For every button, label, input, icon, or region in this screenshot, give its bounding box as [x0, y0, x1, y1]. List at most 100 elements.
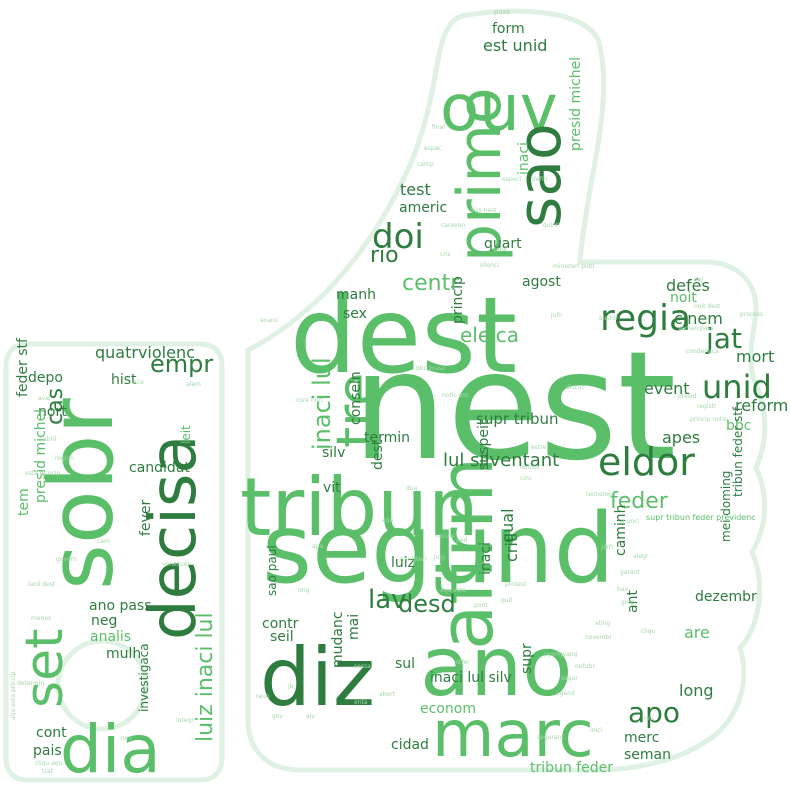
word-anunci: anunci: [619, 518, 639, 525]
word-candidat: candidat: [129, 460, 190, 476]
word-dest: dest: [370, 439, 386, 470]
word-segund: segund: [262, 493, 615, 605]
word-feder-stf: feder stf: [15, 337, 31, 397]
word-ating: ating: [595, 620, 610, 627]
word-investigaca: investigaca: [137, 643, 151, 712]
word-gov: gov: [272, 713, 283, 720]
word-presid-michel: presid michel: [568, 57, 584, 151]
thumb-outline: [245, 8, 768, 773]
word-qual: qual: [498, 508, 517, 543]
word-inaci-lul: inaci lul: [308, 357, 336, 450]
word-contr: contr: [262, 616, 299, 632]
word-ant: ant: [625, 590, 641, 613]
word-lav: lav: [368, 585, 407, 615]
word-cris: cris: [440, 251, 451, 258]
word-tard-dest: tard dest: [28, 581, 56, 588]
word-notic-voc: notic voc: [442, 392, 469, 399]
word-cont: cont: [36, 725, 67, 741]
word-abert: abert: [379, 691, 396, 698]
word-cinc: cinc: [520, 475, 532, 482]
word-mudanc: mudanc: [330, 611, 346, 668]
word-entrev: entrev: [520, 464, 540, 471]
word-seguranc: seguranc: [537, 734, 565, 741]
word-segur: segur: [561, 675, 578, 682]
word-difer: difer: [456, 659, 470, 666]
word-econom: econom: [420, 701, 476, 717]
word-mort: mort: [736, 347, 774, 366]
word-supr: supr: [519, 643, 535, 674]
word-nov: nov: [121, 735, 132, 742]
word-long: long: [679, 681, 714, 700]
word-quart: quart: [484, 236, 522, 252]
word-pont: pont: [474, 602, 488, 609]
word-reu: reu: [644, 715, 654, 722]
word-cidad: cidad: [391, 737, 429, 753]
word-abril: abril: [43, 436, 57, 443]
word-apo: apo: [628, 696, 680, 729]
word-noit-dest: noit dest: [694, 303, 721, 310]
word-grup: grup: [621, 599, 635, 606]
word-diz: diz: [260, 631, 375, 724]
word-process: process: [740, 311, 763, 318]
word-sex: sex: [343, 306, 367, 322]
word-primo: primo: [445, 87, 515, 262]
word-ano-pass: ano pass: [89, 598, 152, 614]
word-desd: desd: [398, 590, 456, 618]
word-test: test: [400, 180, 431, 199]
word-eleitor: eleitor: [599, 315, 619, 322]
word-tecnolog: tecnolog: [586, 491, 612, 498]
word-americ: americ: [399, 200, 447, 216]
word-discut: discut: [566, 384, 585, 391]
word-novembr: novembr: [585, 634, 612, 641]
word-camp: camp: [417, 161, 434, 168]
word-outubr: outubr: [575, 663, 595, 670]
word-hist: hist: [111, 372, 137, 388]
word-jan: jan: [600, 542, 613, 551]
word-def-s: defês: [666, 276, 710, 295]
word-garant: garant: [620, 569, 640, 576]
word-aqu-esta-princip: aqu esta princip: [10, 671, 17, 720]
word-presid-michel: presid michel: [33, 409, 49, 503]
word-inici: inici: [590, 727, 602, 734]
word-marc: marc: [432, 698, 594, 772]
word-condenaca: condenaca: [686, 348, 719, 355]
word-caminh: caminh: [613, 504, 629, 556]
word-mulh: mulh: [106, 646, 141, 662]
word-determin: determin: [17, 680, 44, 687]
word-especi: especi: [502, 176, 522, 183]
word-leit: leit: [179, 425, 193, 444]
word-est-unid: est unid: [483, 36, 547, 55]
word-reun: reun: [256, 693, 270, 700]
cuff-button-circle: [55, 638, 149, 732]
word-sao: sao: [505, 123, 575, 228]
word-mei-doming: mei doming: [719, 471, 733, 542]
word-alegr: alegr: [633, 553, 649, 560]
word-paul: paul: [494, 246, 507, 253]
word-defin: defin: [532, 176, 547, 183]
word-agend: agend: [556, 690, 575, 697]
word-sul: sul: [395, 656, 415, 672]
word-dezembr: dezembr: [695, 589, 757, 605]
word-espac: espac: [424, 145, 442, 152]
word-sao-paul: sao paul: [265, 545, 279, 596]
word-inaci: inaci: [516, 142, 532, 175]
word-princip: princip: [450, 276, 466, 324]
word-cliqu: cliqu: [641, 628, 655, 635]
word-apes: apes: [662, 428, 700, 447]
word-protest: protest: [505, 581, 527, 588]
word-cas: cas: [43, 388, 68, 425]
word-menos: menos: [31, 615, 51, 622]
word-quit: quit: [501, 597, 513, 604]
word-enta: enta: [354, 699, 368, 706]
word-cliqu-aqu: cliqu aqu: [35, 760, 63, 767]
word-alem: alem: [186, 381, 201, 388]
word-venezuel: venezuel: [162, 561, 189, 568]
word-merc: merc: [624, 730, 659, 746]
word-unid: unid: [702, 368, 772, 406]
word-diss-nest: diss nest: [470, 207, 497, 214]
word-princip-notic: princip notic: [690, 416, 727, 423]
word-decisa: decisa: [137, 434, 211, 640]
word-cam: cam: [97, 538, 110, 545]
word-ministeri: ministeri: [400, 556, 427, 563]
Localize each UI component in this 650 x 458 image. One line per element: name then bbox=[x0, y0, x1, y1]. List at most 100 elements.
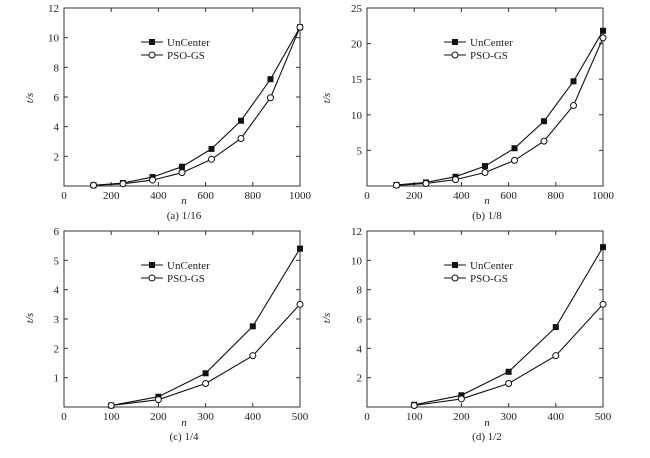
panel-a-point-pso-gs-2 bbox=[149, 176, 156, 184]
panel-c-ylabel: t/s bbox=[24, 313, 36, 323]
panel-d-ytick-label-0: 2 bbox=[357, 373, 363, 385]
panel-b-point-uncenter-5 bbox=[541, 118, 547, 125]
panel-b-legend-label-pso-gs: PSO-GS bbox=[470, 50, 508, 62]
panel-a-xtick-label-1: 200 bbox=[103, 190, 120, 202]
panel-d-point-pso-gs-2 bbox=[505, 380, 513, 388]
panel-d-axes-box bbox=[366, 230, 604, 408]
panel-d-point-pso-gs-1 bbox=[457, 395, 465, 403]
panel-a-ylabel: t/s bbox=[24, 93, 36, 103]
panel-a-series-line-pso-gs bbox=[93, 27, 301, 186]
panel-d: (d) 1/2 n t/s 0 100 200 300 400 500 2 4 6 8 10 12 Un… bbox=[321, 226, 612, 443]
panel-d-series-line-pso-gs bbox=[414, 303, 604, 407]
panel-a-xlabel: n bbox=[181, 195, 187, 207]
panel-a-legend-marker-uncenter bbox=[149, 39, 155, 45]
panel-b-point-pso-gs-2 bbox=[452, 176, 459, 184]
panel-c-point-uncenter-4 bbox=[297, 245, 303, 252]
panel-b-point-pso-gs-0 bbox=[393, 181, 400, 189]
panel-c-point-uncenter-3 bbox=[249, 323, 256, 330]
panel-a-point-pso-gs-3 bbox=[178, 169, 186, 177]
panel-c-point-pso-gs-2 bbox=[202, 380, 210, 388]
panel-a-series-line-uncenter bbox=[93, 27, 301, 186]
panel-a-point-pso-gs-0 bbox=[90, 181, 97, 189]
panel-b-point-pso-gs-1 bbox=[422, 180, 430, 188]
panel-b-ytick-label-3: 20 bbox=[351, 39, 363, 51]
panel-d-ytick-label-1: 4 bbox=[357, 343, 363, 355]
panel-d-caption: (d) 1/2 bbox=[472, 431, 502, 443]
panel-c-xtick-label-1: 100 bbox=[103, 411, 120, 423]
panel-b-xtick-label-0: 0 bbox=[364, 190, 370, 202]
panel-a-point-uncenter-4 bbox=[208, 145, 215, 152]
panel-a-ytick-label-3: 8 bbox=[54, 62, 60, 74]
panel-c-ytick-label-4: 5 bbox=[54, 255, 60, 267]
panel-a-point-pso-gs-4 bbox=[208, 155, 215, 163]
panel-b-axes-box bbox=[366, 7, 604, 187]
panel-d-xtick-label-2: 200 bbox=[453, 411, 470, 423]
panel-b-point-uncenter-6 bbox=[570, 78, 577, 85]
panel-a-axes-box bbox=[63, 7, 301, 187]
panel-c-xlabel: n bbox=[181, 417, 187, 429]
panel-a-ytick-label-4: 10 bbox=[48, 33, 60, 45]
panel-c-legend-marker-pso-gs bbox=[148, 274, 156, 282]
panel-c-point-pso-gs-0 bbox=[107, 402, 115, 410]
panel-b-point-uncenter-7 bbox=[600, 27, 606, 34]
panel-d-ytick-label-2: 6 bbox=[357, 314, 363, 326]
panel-a-point-uncenter-5 bbox=[238, 117, 244, 124]
panel-a-legend-marker-pso-gs bbox=[148, 51, 156, 59]
panel-d-point-uncenter-1 bbox=[458, 392, 465, 399]
panel-c-ytick-label-1: 2 bbox=[54, 343, 60, 355]
panel-a-ytick-label-1: 4 bbox=[54, 122, 60, 134]
panel-d-point-pso-gs-3 bbox=[552, 352, 560, 360]
panel-c-ytick-label-5: 6 bbox=[54, 226, 60, 238]
panel-d-point-pso-gs-0 bbox=[410, 402, 418, 410]
panel-a-xtick-label-4: 800 bbox=[245, 190, 262, 202]
panel-b-caption: (b) 1/8 bbox=[472, 210, 502, 222]
panel-b-series-line-uncenter bbox=[396, 30, 604, 186]
panel-c-ytick-label-0: 1 bbox=[54, 373, 60, 385]
panel-b-legend-label-uncenter: UnCenter bbox=[470, 37, 513, 49]
panel-d-point-uncenter-3 bbox=[552, 324, 559, 331]
panel-b-xlabel: n bbox=[484, 195, 490, 207]
panel-d-point-pso-gs-4 bbox=[599, 300, 607, 308]
panel-d-xtick-label-1: 100 bbox=[406, 411, 423, 423]
panel-a-point-uncenter-3 bbox=[179, 163, 185, 170]
panel-a-ytick-label-5: 12 bbox=[48, 3, 59, 15]
panel-b-legend-marker-uncenter bbox=[452, 39, 458, 45]
panel-a-point-pso-gs-6 bbox=[267, 94, 274, 102]
panel-a: (a) 1/16 n t/s 0 200 400 600 800 1000 2 4 6 8 10 12… bbox=[24, 3, 312, 222]
panel-b-point-uncenter-3 bbox=[482, 163, 488, 170]
panel-d-legend-label-uncenter: UnCenter bbox=[470, 260, 513, 272]
panel-c-xtick-label-4: 400 bbox=[245, 411, 262, 423]
panel-d-xtick-label-4: 400 bbox=[548, 411, 565, 423]
panel-a-legend-label-pso-gs: PSO-GS bbox=[167, 50, 205, 62]
panel-a-point-pso-gs-5 bbox=[237, 135, 245, 143]
panel-a-legend-label-uncenter: UnCenter bbox=[167, 37, 210, 49]
panel-b: (b) 1/8 n t/s 0 200 400 600 800 1000 5 10 15 20 25… bbox=[321, 3, 615, 222]
panel-b-ytick-label-4: 25 bbox=[351, 3, 363, 15]
panel-b-ylabel: t/s bbox=[321, 93, 333, 103]
panel-a-point-pso-gs-7 bbox=[296, 23, 304, 31]
panel-b-point-pso-gs-6 bbox=[570, 102, 577, 110]
panel-b-point-pso-gs-3 bbox=[481, 168, 489, 176]
panel-d-legend-marker-uncenter bbox=[452, 262, 458, 268]
panel-d-xtick-label-5: 500 bbox=[595, 411, 612, 423]
panel-b-point-pso-gs-5 bbox=[540, 137, 548, 145]
panel-b-xtick-label-3: 600 bbox=[500, 190, 517, 202]
panel-a-ytick-label-2: 6 bbox=[54, 92, 60, 104]
panel-b-xtick-label-5: 1000 bbox=[592, 190, 615, 202]
panel-d-ytick-label-4: 10 bbox=[351, 255, 363, 267]
panel-b-xtick-label-4: 800 bbox=[548, 190, 565, 202]
panel-d-ytick-label-3: 8 bbox=[357, 285, 363, 297]
panel-c-xtick-label-3: 300 bbox=[197, 411, 214, 423]
panel-b-point-uncenter-4 bbox=[511, 145, 518, 152]
panel-b-point-pso-gs-7 bbox=[599, 34, 607, 42]
panel-c-legend-label-uncenter: UnCenter bbox=[167, 260, 210, 272]
panel-c: (c) 1/4 n t/s 0 100 200 300 400 500 1 2 3 4 5 6 UnCe… bbox=[24, 226, 309, 443]
panel-a-xtick-label-5: 1000 bbox=[289, 190, 312, 202]
panel-c-legend-marker-uncenter bbox=[149, 262, 155, 268]
panel-a-point-pso-gs-1 bbox=[119, 180, 127, 188]
panel-b-ytick-label-1: 10 bbox=[351, 110, 363, 122]
panel-c-xtick-label-5: 500 bbox=[292, 411, 309, 423]
panel-c-ytick-label-2: 3 bbox=[54, 314, 60, 326]
panel-b-ytick-label-0: 5 bbox=[357, 145, 363, 157]
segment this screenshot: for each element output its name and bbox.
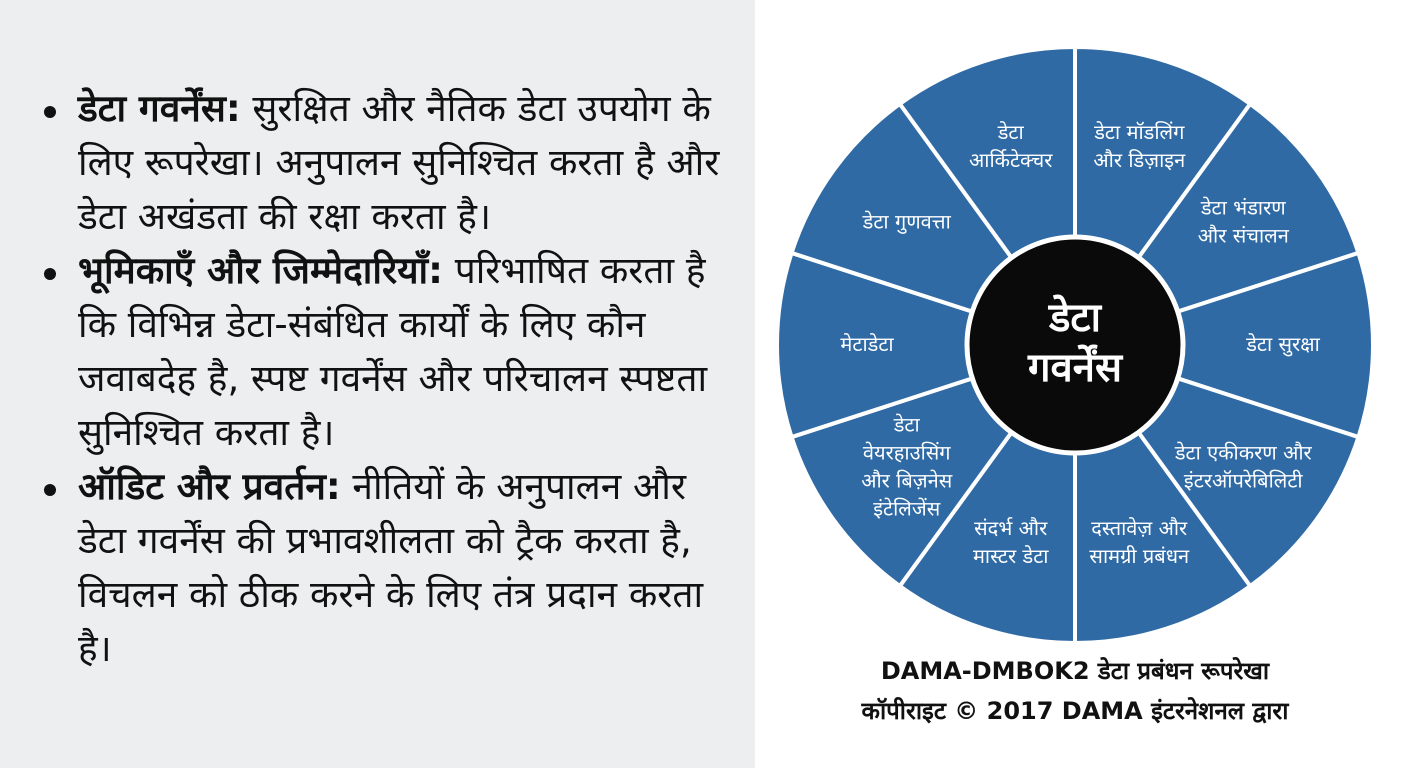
- label-line: और बिज़नेस: [861, 468, 953, 492]
- label-line: दस्तावेज़ और: [1091, 515, 1188, 539]
- wheel-segment: [1068, 250, 1375, 440]
- label: डेटा आर्किटेक्चर: [969, 120, 1053, 172]
- label-line: डेटा गुणवत्ता: [862, 209, 952, 234]
- bullet-term: डेटा गवर्नेंस:: [78, 87, 241, 130]
- wheel-segment: [775, 250, 1082, 440]
- label-line: इंटेलिजेंस: [873, 496, 940, 520]
- label: DAMA-DMBOK2 डेटा प्रबंधन रूपरेखा कॉपीराइट…: [861, 657, 1290, 725]
- label-line: संदर्भ और: [974, 515, 1048, 539]
- label-line: मेटाडेटा: [840, 332, 894, 356]
- label-line: आर्किटेक्चर: [969, 148, 1053, 172]
- label: मेटाडेटा: [840, 332, 894, 356]
- label-line: वेयरहाउसिंग: [863, 440, 951, 464]
- label-line: डेटा मॉडलिंग: [1093, 120, 1185, 144]
- label: डेटा मॉडलिंग और डिज़ाइन: [1093, 120, 1186, 172]
- label-line: डेटा: [893, 412, 921, 436]
- label: डेटा गुणवत्ता: [862, 209, 952, 234]
- center-circle: [964, 234, 1186, 456]
- bullet: ऑडिट और प्रवर्तन: नीतियों के अनुपालन और …: [40, 460, 720, 676]
- label-line: डेटा एकीकरण और: [1174, 440, 1313, 464]
- label: डेटा गवर्नेंस: [1027, 294, 1124, 391]
- label-line: मास्टर डेटा: [973, 543, 1049, 567]
- bullet-list: डेटा गवर्नेंस: सुरक्षित और नैतिक डेटा उप…: [40, 82, 720, 676]
- label-line: डेटा: [1047, 294, 1103, 341]
- bullet-text: परिभाषित करता है कि विभिन्न डेटा-संबंधित…: [78, 249, 708, 454]
- label-line: गवर्नेंस: [1027, 344, 1124, 391]
- label-line: और डिज़ाइन: [1093, 148, 1186, 172]
- label-line: डेटा सुरक्षा: [1245, 332, 1320, 357]
- label: डेटा भंडारण और संचालन: [1198, 195, 1290, 247]
- label: डेटा एकीकरण और इंटरऑपरेबिलिटी: [1174, 440, 1313, 492]
- text-panel: डेटा गवर्नेंस: सुरक्षित और नैतिक डेटा उप…: [0, 0, 755, 768]
- label: दस्तावेज़ और सामग्री प्रबंधन: [1089, 515, 1190, 567]
- bullet: डेटा गवर्नेंस: सुरक्षित और नैतिक डेटा उप…: [40, 82, 720, 244]
- bullet-text: नीतियों के अनुपालन और डेटा गवर्नेंस की प…: [78, 465, 704, 670]
- label-line: और संचालन: [1198, 223, 1290, 247]
- label-line: कॉपीराइट © 2017 DAMA इंटरनेशनल द्वारा: [861, 697, 1290, 725]
- label: डेटा सुरक्षा: [1245, 332, 1320, 357]
- bullet: भूमिकाएँ और जिम्मेदारियाँ: परिभाषित करता…: [40, 244, 720, 460]
- bullet-term: ऑडिट और प्रवर्तन:: [78, 465, 341, 508]
- bullet-term: भूमिकाएँ और जिम्मेदारियाँ:: [78, 249, 443, 292]
- label-line: सामग्री प्रबंधन: [1089, 543, 1190, 567]
- label: संदर्भ और मास्टर डेटा: [973, 515, 1049, 567]
- label-line: डेटा: [997, 120, 1025, 144]
- label: डेटा वेयरहाउसिंग और बिज़नेस इंटेलिजेंस: [861, 412, 953, 520]
- bullet-text: सुरक्षित और नैतिक डेटा उपयोग के लिए रूपर…: [78, 87, 720, 238]
- label-line: डेटा भंडारण: [1200, 195, 1286, 219]
- label-line: इंटरऑपरेबिलिटी: [1184, 468, 1303, 492]
- label-line: DAMA-DMBOK2 डेटा प्रबंधन रूपरेखा: [881, 657, 1270, 685]
- diagram: डेटा मॉडलिंग और डिज़ाइन डेटा भंडारण और संचा…: [775, 44, 1375, 725]
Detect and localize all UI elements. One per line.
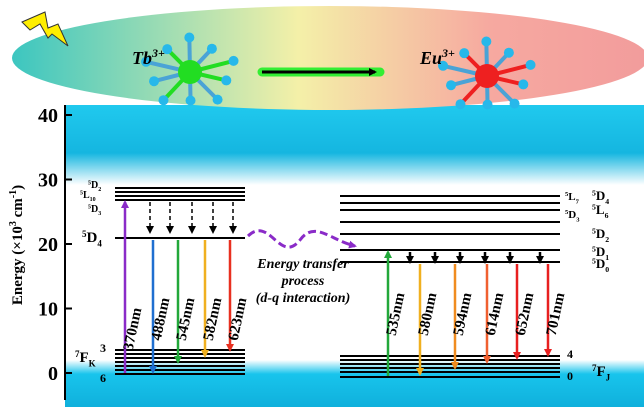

- _STATED GOAL_: Copy out the lines between the one holding "panel-a-point-pso-gs-2 bbox=[149, 176, 156, 184]" and the one holding "panel-a-point-pso-gs-3 bbox=[178, 169, 186, 177]", inclusive. Switch every "uncenter" to "baseline", and leave all other text in those lines as it is.

- _RESPONSE_:
panel-a-point-pso-gs-2 bbox=[149, 176, 156, 184]
panel-c-ylabel: t/s bbox=[24, 313, 36, 323]
panel-d-ytick-label-0: 2 bbox=[357, 373, 363, 385]
panel-b-point-baseline-5 bbox=[541, 118, 547, 125]
panel-b-legend-label-pso-gs: PSO-GS bbox=[470, 50, 508, 62]
panel-a-xtick-label-1: 200 bbox=[103, 190, 120, 202]
panel-d-point-pso-gs-2 bbox=[505, 380, 513, 388]
panel-d-axes-box bbox=[366, 230, 604, 408]
panel-d-point-pso-gs-1 bbox=[457, 395, 465, 403]
panel-a-ylabel: t/s bbox=[24, 93, 36, 103]
panel-a-series-line-pso-gs bbox=[93, 27, 301, 186]
panel-d: (d) 1/2 n t/s 0 100 200 300 400 500 2 4 6 8 10 12 Un… bbox=[321, 226, 612, 443]
panel-d-series-line-pso-gs bbox=[414, 303, 604, 407]
panel-a-xlabel: n bbox=[181, 195, 187, 207]
panel-a-legend-marker-baseline bbox=[149, 39, 155, 45]
panel-b-point-pso-gs-2 bbox=[452, 176, 459, 184]
panel-c-point-baseline-4 bbox=[297, 245, 303, 252]
panel-b-point-pso-gs-0 bbox=[393, 181, 400, 189]
panel-c-point-baseline-3 bbox=[249, 323, 256, 330]
panel-a-point-pso-gs-3 bbox=[178, 169, 186, 177]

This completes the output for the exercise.